THE EXERCISE
The entries below should be transcribed in their entirety, exactly as written.
— Start of DATA FOR THIS TASK —
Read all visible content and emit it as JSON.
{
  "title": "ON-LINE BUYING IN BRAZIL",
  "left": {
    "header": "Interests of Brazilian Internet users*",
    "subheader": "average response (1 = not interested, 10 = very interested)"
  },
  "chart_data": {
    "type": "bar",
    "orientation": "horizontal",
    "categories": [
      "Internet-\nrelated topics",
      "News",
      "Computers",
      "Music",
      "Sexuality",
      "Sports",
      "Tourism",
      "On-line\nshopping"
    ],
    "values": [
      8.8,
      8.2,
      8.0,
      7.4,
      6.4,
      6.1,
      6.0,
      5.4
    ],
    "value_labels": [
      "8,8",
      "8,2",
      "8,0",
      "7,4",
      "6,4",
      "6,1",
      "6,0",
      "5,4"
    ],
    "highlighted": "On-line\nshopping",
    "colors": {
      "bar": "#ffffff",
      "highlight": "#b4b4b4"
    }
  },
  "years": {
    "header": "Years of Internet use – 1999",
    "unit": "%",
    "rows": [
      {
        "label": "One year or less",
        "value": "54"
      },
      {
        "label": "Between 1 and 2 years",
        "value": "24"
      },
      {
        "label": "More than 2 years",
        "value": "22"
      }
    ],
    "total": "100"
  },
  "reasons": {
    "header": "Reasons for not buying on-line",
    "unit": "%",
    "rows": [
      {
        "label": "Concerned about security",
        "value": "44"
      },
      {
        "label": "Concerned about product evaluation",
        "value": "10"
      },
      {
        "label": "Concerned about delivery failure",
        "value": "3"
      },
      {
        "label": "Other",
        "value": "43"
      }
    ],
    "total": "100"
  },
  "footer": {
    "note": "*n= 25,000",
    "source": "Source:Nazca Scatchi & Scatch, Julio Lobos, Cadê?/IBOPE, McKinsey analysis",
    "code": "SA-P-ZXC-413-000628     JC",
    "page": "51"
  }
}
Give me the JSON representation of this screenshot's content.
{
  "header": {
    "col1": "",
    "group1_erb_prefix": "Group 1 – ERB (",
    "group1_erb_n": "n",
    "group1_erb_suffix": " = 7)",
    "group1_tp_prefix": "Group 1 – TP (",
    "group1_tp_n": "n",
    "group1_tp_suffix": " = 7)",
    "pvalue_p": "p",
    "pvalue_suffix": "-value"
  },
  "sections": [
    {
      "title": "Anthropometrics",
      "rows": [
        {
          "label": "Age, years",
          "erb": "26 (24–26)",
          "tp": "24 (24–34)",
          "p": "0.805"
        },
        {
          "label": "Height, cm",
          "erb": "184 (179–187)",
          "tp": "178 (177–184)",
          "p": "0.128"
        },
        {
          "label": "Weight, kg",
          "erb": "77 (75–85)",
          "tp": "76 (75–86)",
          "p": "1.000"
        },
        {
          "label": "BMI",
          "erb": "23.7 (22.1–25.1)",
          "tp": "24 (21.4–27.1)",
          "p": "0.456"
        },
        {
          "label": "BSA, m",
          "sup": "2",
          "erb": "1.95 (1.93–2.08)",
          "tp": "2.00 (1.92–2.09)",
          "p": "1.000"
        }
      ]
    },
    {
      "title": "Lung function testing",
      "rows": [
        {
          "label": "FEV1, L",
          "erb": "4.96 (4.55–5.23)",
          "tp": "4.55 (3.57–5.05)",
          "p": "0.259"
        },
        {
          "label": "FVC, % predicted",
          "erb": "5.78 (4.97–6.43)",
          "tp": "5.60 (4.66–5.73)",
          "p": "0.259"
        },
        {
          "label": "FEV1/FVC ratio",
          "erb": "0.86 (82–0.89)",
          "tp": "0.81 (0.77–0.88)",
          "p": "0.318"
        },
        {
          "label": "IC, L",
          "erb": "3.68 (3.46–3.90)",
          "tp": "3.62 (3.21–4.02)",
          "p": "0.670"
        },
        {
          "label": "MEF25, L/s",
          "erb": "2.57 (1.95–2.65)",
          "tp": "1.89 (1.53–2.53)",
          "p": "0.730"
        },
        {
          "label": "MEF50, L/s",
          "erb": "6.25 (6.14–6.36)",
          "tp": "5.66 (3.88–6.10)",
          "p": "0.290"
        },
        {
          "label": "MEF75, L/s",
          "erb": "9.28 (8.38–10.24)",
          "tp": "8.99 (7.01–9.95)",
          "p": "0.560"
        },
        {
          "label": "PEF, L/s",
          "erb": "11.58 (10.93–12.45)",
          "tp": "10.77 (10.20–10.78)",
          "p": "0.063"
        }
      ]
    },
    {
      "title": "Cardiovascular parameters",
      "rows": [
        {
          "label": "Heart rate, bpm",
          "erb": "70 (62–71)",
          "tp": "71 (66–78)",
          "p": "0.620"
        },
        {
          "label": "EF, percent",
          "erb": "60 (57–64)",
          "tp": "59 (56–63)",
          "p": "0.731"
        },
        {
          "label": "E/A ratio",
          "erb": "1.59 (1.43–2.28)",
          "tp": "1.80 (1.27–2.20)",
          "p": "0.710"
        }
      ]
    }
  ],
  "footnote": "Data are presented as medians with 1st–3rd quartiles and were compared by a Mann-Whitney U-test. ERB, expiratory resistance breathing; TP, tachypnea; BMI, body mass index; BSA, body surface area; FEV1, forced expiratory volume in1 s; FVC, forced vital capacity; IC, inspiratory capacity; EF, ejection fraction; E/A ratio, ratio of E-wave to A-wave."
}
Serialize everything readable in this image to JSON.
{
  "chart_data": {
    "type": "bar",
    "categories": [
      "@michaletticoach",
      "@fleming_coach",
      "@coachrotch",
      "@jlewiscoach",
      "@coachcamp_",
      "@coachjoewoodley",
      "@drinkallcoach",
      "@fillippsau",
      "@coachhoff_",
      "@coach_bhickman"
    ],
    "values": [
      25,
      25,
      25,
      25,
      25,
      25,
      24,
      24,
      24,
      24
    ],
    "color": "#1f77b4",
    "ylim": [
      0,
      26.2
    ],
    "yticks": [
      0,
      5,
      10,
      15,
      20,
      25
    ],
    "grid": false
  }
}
— End of DATA FOR THIS TASK —
FINAL ANSWER
Read all visible content and emit it as JSON.
{
  "title": "ON-LINE BUYING IN BRAZIL",
  "left": {
    "header": "Interests of Brazilian Internet users*",
    "subheader": "average response (1 = not interested, 10 = very interested)"
  },
  "chart_data": {
    "type": "bar",
    "orientation": "horizontal",
    "categories": [
      "Internet-\nrelated topics",
      "News",
      "Computers",
      "Music",
      "Sexuality",
      "Sports",
      "Tourism",
      "On-line\nshopping"
    ],
    "values": [
      8.8,
      8.2,
      8.0,
      7.4,
      6.4,
      6.1,
      6.0,
      5.4
    ],
    "value_labels": [
      "8,8",
      "8,2",
      "8,0",
      "7,4",
      "6,4",
      "6,1",
      "6,0",
      "5,4"
    ],
    "highlighted": "On-line\nshopping",
    "colors": {
      "bar": "#ffffff",
      "highlight": "#b4b4b4"
    }
  },
  "years": {
    "header": "Years of Internet use – 1999",
    "unit": "%",
    "rows": [
      {
        "label": "One year or less",
        "value": "54"
      },
      {
        "label": "Between 1 and 2 years",
        "value": "24"
      },
      {
        "label": "More than 2 years",
        "value": "22"
      }
    ],
    "total": "100"
  },
  "reasons": {
    "header": "Reasons for not buying on-line",
    "unit": "%",
    "rows": [
      {
        "label": "Concerned about security",
        "value": "44"
      },
      {
        "label": "Concerned about product evaluation",
        "value": "10"
      },
      {
        "label": "Concerned about delivery failure",
        "value": "3"
      },
      {
        "label": "Other",
        "value": "43"
      }
    ],
    "total": "100"
  },
  "footer": {
    "note": "*n= 25,000",
    "source": "Source:Nazca Scatchi & Scatch, Julio Lobos, Cadê?/IBOPE, McKinsey analysis",
    "code": "SA-P-ZXC-413-000628     JC",
    "page": "51"
  }
}
Give me the JSON representation of this screenshot's content.
{
  "header": {
    "col1": "",
    "group1_erb_prefix": "Group 1 – ERB (",
    "group1_erb_n": "n",
    "group1_erb_suffix": " = 7)",
    "group1_tp_prefix": "Group 1 – TP (",
    "group1_tp_n": "n",
    "group1_tp_suffix": " = 7)",
    "pvalue_p": "p",
    "pvalue_suffix": "-value"
  },
  "sections": [
    {
      "title": "Anthropometrics",
      "rows": [
        {
          "label": "Age, years",
          "erb": "26 (24–26)",
          "tp": "24 (24–34)",
          "p": "0.805"
        },
        {
          "label": "Height, cm",
          "erb": "184 (179–187)",
          "tp": "178 (177–184)",
          "p": "0.128"
        },
        {
          "label": "Weight, kg",
          "erb": "77 (75–85)",
          "tp": "76 (75–86)",
          "p": "1.000"
        },
        {
          "label": "BMI",
          "erb": "23.7 (22.1–25.1)",
          "tp": "24 (21.4–27.1)",
          "p": "0.456"
        },
        {
          "label": "BSA, m",
          "sup": "2",
          "erb": "1.95 (1.93–2.08)",
          "tp": "2.00 (1.92–2.09)",
          "p": "1.000"
        }
      ]
    },
    {
      "title": "Lung function testing",
      "rows": [
        {
          "label": "FEV1, L",
          "erb": "4.96 (4.55–5.23)",
          "tp": "4.55 (3.57–5.05)",
          "p": "0.259"
        },
        {
          "label": "FVC, % predicted",
          "erb": "5.78 (4.97–6.43)",
          "tp": "5.60 (4.66–5.73)",
          "p": "0.259"
        },
        {
          "label": "FEV1/FVC ratio",
          "erb": "0.86 (82–0.89)",
          "tp": "0.81 (0.77–0.88)",
          "p": "0.318"
        },
        {
          "label": "IC, L",
          "erb": "3.68 (3.46–3.90)",
          "tp": "3.62 (3.21–4.02)",
          "p": "0.670"
        },
        {
          "label": "MEF25, L/s",
          "erb": "2.57 (1.95–2.65)",
          "tp": "1.89 (1.53–2.53)",
          "p": "0.730"
        },
        {
          "label": "MEF50, L/s",
          "erb": "6.25 (6.14–6.36)",
          "tp": "5.66 (3.88–6.10)",
          "p": "0.290"
        },
        {
          "label": "MEF75, L/s",
          "erb": "9.28 (8.38–10.24)",
          "tp": "8.99 (7.01–9.95)",
          "p": "0.560"
        },
        {
          "label": "PEF, L/s",
          "erb": "11.58 (10.93–12.45)",
          "tp": "10.77 (10.20–10.78)",
          "p": "0.063"
        }
      ]
    },
    {
      "title": "Cardiovascular parameters",
      "rows": [
        {
          "label": "Heart rate, bpm",
          "erb": "70 (62–71)",
          "tp": "71 (66–78)",
          "p": "0.620"
        },
        {
          "label": "EF, percent",
          "erb": "60 (57–64)",
          "tp": "59 (56–63)",
          "p": "0.731"
        },
        {
          "label": "E/A ratio",
          "erb": "1.59 (1.43–2.28)",
          "tp": "1.80 (1.27–2.20)",
          "p": "0.710"
        }
      ]
    }
  ],
  "footnote": "Data are presented as medians with 1st–3rd quartiles and were compared by a Mann-Whitney U-test. ERB, expiratory resistance breathing; TP, tachypnea; BMI, body mass index; BSA, body surface area; FEV1, forced expiratory volume in1 s; FVC, forced vital capacity; IC, inspiratory capacity; EF, ejection fraction; E/A ratio, ratio of E-wave to A-wave."
}
Serialize everything readable in this image to JSON.
{
  "chart_data": {
    "type": "bar",
    "categories": [
      "@michaletticoach",
      "@fleming_coach",
      "@coachrotch",
      "@jlewiscoach",
      "@coachcamp_",
      "@coachjoewoodley",
      "@drinkallcoach",
      "@fillippsau",
      "@coachhoff_",
      "@coach_bhickman"
    ],
    "values": [
      25,
      25,
      25,
      25,
      25,
      25,
      24,
      24,
      24,
      24
    ],
    "color": "#1f77b4",
    "ylim": [
      0,
      26.2
    ],
    "yticks": [
      0,
      5,
      10,
      15,
      20,
      25
    ],
    "grid": false
  }
}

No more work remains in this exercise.